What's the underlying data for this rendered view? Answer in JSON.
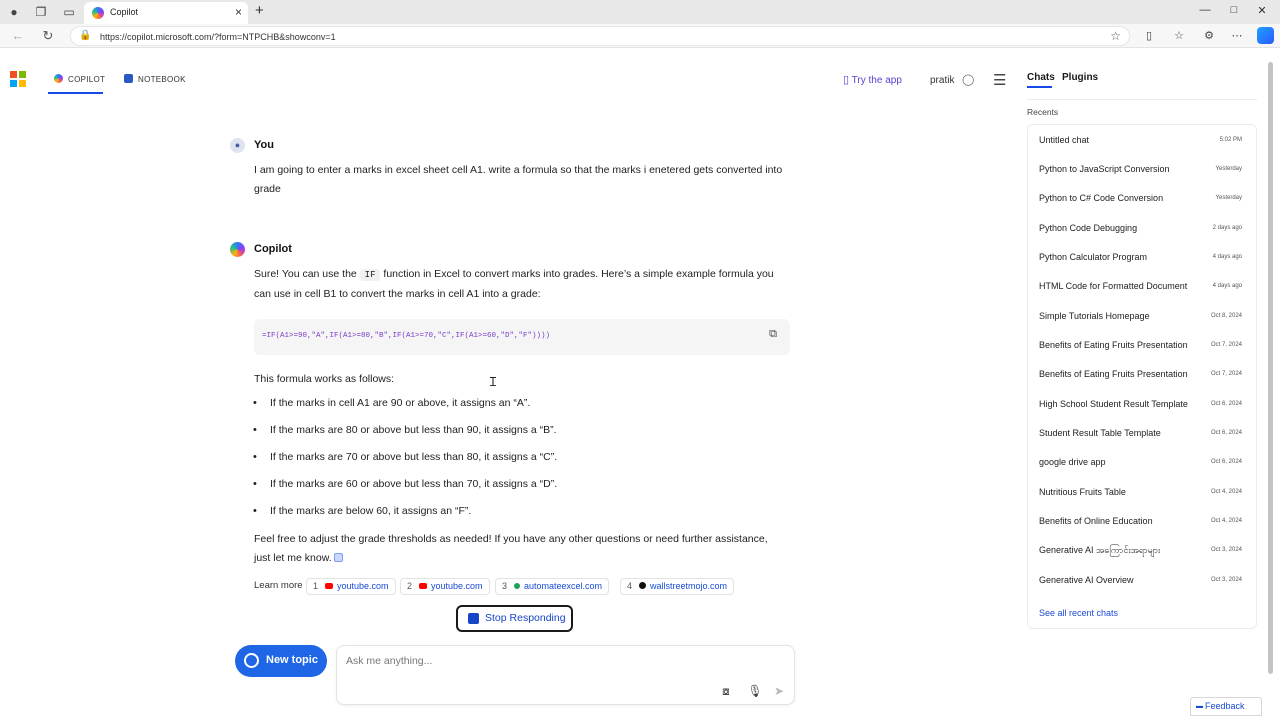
{
  "browser": {
    "tab_title": "Copilot",
    "url": "https://copilot.microsoft.com/?form=NTPCHB&showconv=1"
  },
  "header": {
    "tabs": [
      {
        "label": "COPILOT"
      },
      {
        "label": "NOTEBOOK"
      }
    ],
    "try_app": "Try the app",
    "user_name": "pratik"
  },
  "conversation": {
    "user": {
      "speaker": "You",
      "message": "I am going to enter a marks in excel sheet cell A1. write  a formula so that the marks i enetered gets converted into grade"
    },
    "assistant": {
      "speaker": "Copilot",
      "intro_pre": "Sure! You can use the ",
      "intro_code": "IF",
      "intro_post": " function in Excel to convert marks into grades. Here’s a simple example formula you can use in cell B1 to convert the marks in cell A1 into a grade:",
      "code": "=IF(A1>=90,\"A\",IF(A1>=80,\"B\",IF(A1>=70,\"C\",IF(A1>=60,\"D\",\"F\"))))",
      "explain_heading": "This formula works as follows:",
      "bullets": [
        "If the marks in cell A1 are 90 or above, it assigns an “A”.",
        "If the marks are 80 or above but less than 90, it assigns a “B”.",
        "If the marks are 70 or above but less than 80, it assigns a “C”.",
        "If the marks are 60 or above but less than 70, it assigns a “D”.",
        "If the marks are below 60, it assigns an “F”."
      ],
      "closing": "Feel free to adjust the grade thresholds as needed! If you have any other questions or need further assistance, just let me know.",
      "learn_more": "Learn more",
      "sources": [
        {
          "num": "1",
          "label": "youtube.com"
        },
        {
          "num": "2",
          "label": "youtube.com"
        },
        {
          "num": "3",
          "label": "automateexcel.com"
        },
        {
          "num": "4",
          "label": "wallstreetmojo.com"
        }
      ]
    }
  },
  "controls": {
    "stop_label": "Stop Responding",
    "new_topic": "New topic",
    "input_placeholder": "Ask me anything..."
  },
  "sidebar": {
    "tabs": [
      {
        "label": "Chats"
      },
      {
        "label": "Plugins"
      }
    ],
    "recents_label": "Recents",
    "chats": [
      {
        "title": "Untitled chat",
        "date": "5:02 PM"
      },
      {
        "title": "Python to JavaScript Conversion",
        "date": "Yesterday"
      },
      {
        "title": "Python to C# Code Conversion",
        "date": "Yesterday"
      },
      {
        "title": "Python Code Debugging",
        "date": "2 days ago"
      },
      {
        "title": "Python Calculator Program",
        "date": "4 days ago"
      },
      {
        "title": "HTML Code for Formatted Document",
        "date": "4 days ago"
      },
      {
        "title": "Simple Tutorials Homepage",
        "date": "Oct 8, 2024"
      },
      {
        "title": "Benefits of Eating Fruits Presentation",
        "date": "Oct 7, 2024"
      },
      {
        "title": "Benefits of Eating Fruits Presentation",
        "date": "Oct 7, 2024"
      },
      {
        "title": "High School Student Result Template",
        "date": "Oct 6, 2024"
      },
      {
        "title": "Student Result Table Template",
        "date": "Oct 6, 2024"
      },
      {
        "title": "google drive app",
        "date": "Oct 6, 2024"
      },
      {
        "title": "Nutritious Fruits Table",
        "date": "Oct 4, 2024"
      },
      {
        "title": "Benefits of Online Education",
        "date": "Oct 4, 2024"
      },
      {
        "title": "Generative AI အကြောင်းအရာများ",
        "date": "Oct 3, 2024"
      },
      {
        "title": "Generative AI Overview",
        "date": "Oct 3, 2024"
      }
    ],
    "see_all": "See all recent chats"
  },
  "feedback": "Feedback",
  "colors": {
    "accent": "#174ae4",
    "new_topic_bg": "#1e66e6",
    "link": "#1a4bd6"
  }
}
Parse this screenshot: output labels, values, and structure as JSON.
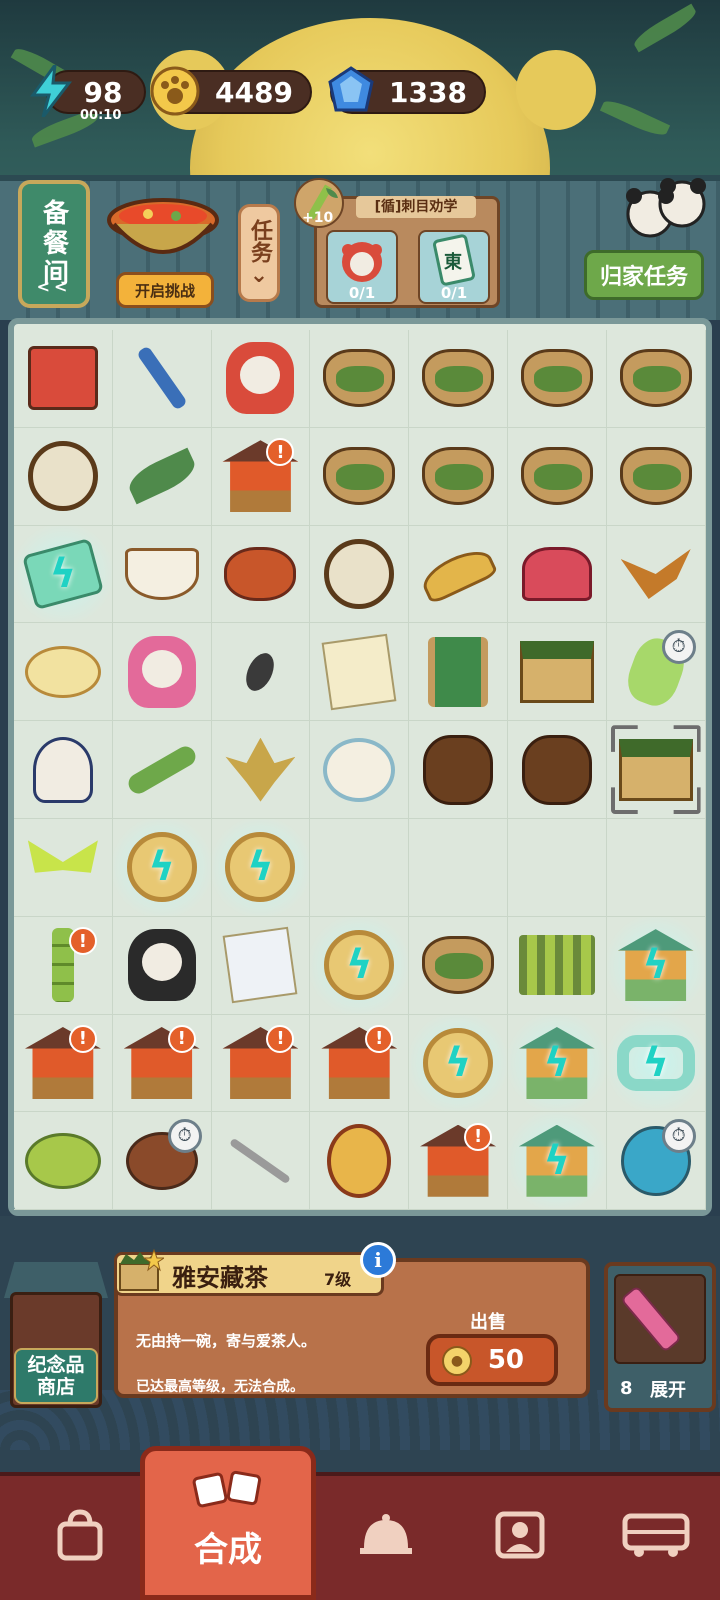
{
  "resources": {
    "energy": "98",
    "energy_timer": "00:10",
    "coins": "4489",
    "gems": "1338"
  },
  "header": {
    "side_tab_label": "备餐间",
    "side_tab_arrow": "<<",
    "challenge_button": "开启挑战",
    "task_button": "任务",
    "task_chevron": "⌄",
    "quest_title": "[循]刺目劝学",
    "quest_reward": "+10",
    "quest_slots": [
      "0/1",
      "0/1"
    ],
    "home_task": "归家任务"
  },
  "board": {
    "rows": 9,
    "cols": 7,
    "alert_symbol": "!",
    "clock_symbol": "⏱",
    "bolt_symbol": "ϟ"
  },
  "info_panel": {
    "item_name": "雅安藏茶",
    "item_level": "7级",
    "info_icon": "i",
    "description": "无由持一碗，寄与爱茶人。",
    "note": "已达最高等级，无法合成。",
    "sell_label": "出售",
    "sell_price": "50",
    "sell_coin_icon": "paw-coin-icon"
  },
  "shop": {
    "label_line1": "纪念品",
    "label_line2": "商店"
  },
  "storage": {
    "count": "8",
    "expand_label": "展开"
  },
  "nav": {
    "active_label": "合成",
    "items": [
      "bag-icon",
      "merge-icon",
      "cloche-icon",
      "profile-icon",
      "bus-icon"
    ]
  },
  "colors": {
    "board_bg": "#dde7dc",
    "accent_orange": "#e3654a",
    "nav_bg": "#7a2a2a",
    "glow": "#1fd2c4",
    "alert": "#e4602a"
  }
}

### Exercise task
Leave out every picture and copy the rest of the records exactly.

### Written answer
What's the underlying data for this rendered view? Answer in JSON.
{
  "browser": {
    "tab_title": "Copilot",
    "url": "https://copilot.microsoft.com/?form=NTPCHB&showconv=1"
  },
  "header": {
    "tabs": [
      {
        "label": "COPILOT"
      },
      {
        "label": "NOTEBOOK"
      }
    ],
    "try_app": "Try the app",
    "user_name": "pratik"
  },
  "conversation": {
    "user": {
      "speaker": "You",
      "message": "I am going to enter a marks in excel sheet cell A1. write  a formula so that the marks i enetered gets converted into grade"
    },
    "assistant": {
      "speaker": "Copilot",
      "intro_pre": "Sure! You can use the ",
      "intro_code": "IF",
      "intro_post": " function in Excel to convert marks into grades. Here’s a simple example formula you can use in cell B1 to convert the marks in cell A1 into a grade:",
      "code": "=IF(A1>=90,\"A\",IF(A1>=80,\"B\",IF(A1>=70,\"C\",IF(A1>=60,\"D\",\"F\"))))",
      "explain_heading": "This formula works as follows:",
      "bullets": [
        "If the marks in cell A1 are 90 or above, it assigns an “A”.",
        "If the marks are 80 or above but less than 90, it assigns a “B”.",
        "If the marks are 70 or above but less than 80, it assigns a “C”.",
        "If the marks are 60 or above but less than 70, it assigns a “D”.",
        "If the marks are below 60, it assigns an “F”."
      ],
      "closing": "Feel free to adjust the grade thresholds as needed! If you have any other questions or need further assistance, just let me know.",
      "learn_more": "Learn more",
      "sources": [
        {
          "num": "1",
          "label": "youtube.com"
        },
        {
          "num": "2",
          "label": "youtube.com"
        },
        {
          "num": "3",
          "label": "automateexcel.com"
        },
        {
          "num": "4",
          "label": "wallstreetmojo.com"
        }
      ]
    }
  },
  "controls": {
    "stop_label": "Stop Responding",
    "new_topic": "New topic",
    "input_placeholder": "Ask me anything..."
  },
  "sidebar": {
    "tabs": [
      {
        "label": "Chats"
      },
      {
        "label": "Plugins"
      }
    ],
    "recents_label": "Recents",
    "chats": [
      {
        "title": "Untitled chat",
        "date": "5:02 PM"
      },
      {
        "title": "Python to JavaScript Conversion",
        "date": "Yesterday"
      },
      {
        "title": "Python to C# Code Conversion",
        "date": "Yesterday"
      },
      {
        "title": "Python Code Debugging",
        "date": "2 days ago"
      },
      {
        "title": "Python Calculator Program",
        "date": "4 days ago"
      },
      {
        "title": "HTML Code for Formatted Document",
        "date": "4 days ago"
      },
      {
        "title": "Simple Tutorials Homepage",
        "date": "Oct 8, 2024"
      },
      {
        "title": "Benefits of Eating Fruits Presentation",
        "date": "Oct 7, 2024"
      },
      {
        "title": "Benefits of Eating Fruits Presentation",
        "date": "Oct 7, 2024"
      },
      {
        "title": "High School Student Result Template",
        "date": "Oct 6, 2024"
      },
      {
        "title": "Student Result Table Template",
        "date": "Oct 6, 2024"
      },
      {
        "title": "google drive app",
        "date": "Oct 6, 2024"
      },
      {
        "title": "Nutritious Fruits Table",
        "date": "Oct 4, 2024"
      },
      {
        "title": "Benefits of Online Education",
        "date": "Oct 4, 2024"
      },
      {
        "title": "Generative AI အကြောင်းအရာများ",
        "date": "Oct 3, 2024"
      },
      {
        "title": "Generative AI Overview",
        "date": "Oct 3, 2024"
      }
    ],
    "see_all": "See all recent chats"
  },
  "feedback": "Feedback",
  "colors": {
    "accent": "#174ae4",
    "new_topic_bg": "#1e66e6",
    "link": "#1a4bd6"
  }
}
Parse this screenshot: output labels, values, and structure as JSON.
{
  "resources": {
    "energy": "98",
    "energy_timer": "00:10",
    "coins": "4489",
    "gems": "1338"
  },
  "header": {
    "side_tab_label": "备餐间",
    "side_tab_arrow": "<<",
    "challenge_button": "开启挑战",
    "task_button": "任务",
    "task_chevron": "⌄",
    "quest_title": "[循]刺目劝学",
    "quest_reward": "+10",
    "quest_slots": [
      "0/1",
      "0/1"
    ],
    "home_task": "归家任务"
  },
  "board": {
    "rows": 9,
    "cols": 7,
    "alert_symbol": "!",
    "clock_symbol": "⏱",
    "bolt_symbol": "ϟ"
  },
  "info_panel": {
    "item_name": "雅安藏茶",
    "item_level": "7级",
    "info_icon": "i",
    "description": "无由持一碗，寄与爱茶人。",
    "note": "已达最高等级，无法合成。",
    "sell_label": "出售",
    "sell_price": "50",
    "sell_coin_icon": "paw-coin-icon"
  },
  "shop": {
    "label_line1": "纪念品",
    "label_line2": "商店"
  },
  "storage": {
    "count": "8",
    "expand_label": "展开"
  },
  "nav": {
    "active_label": "合成",
    "items": [
      "bag-icon",
      "merge-icon",
      "cloche-icon",
      "profile-icon",
      "bus-icon"
    ]
  },
  "colors": {
    "board_bg": "#dde7dc",
    "accent_orange": "#e3654a",
    "nav_bg": "#7a2a2a",
    "glow": "#1fd2c4",
    "alert": "#e4602a"
  }
}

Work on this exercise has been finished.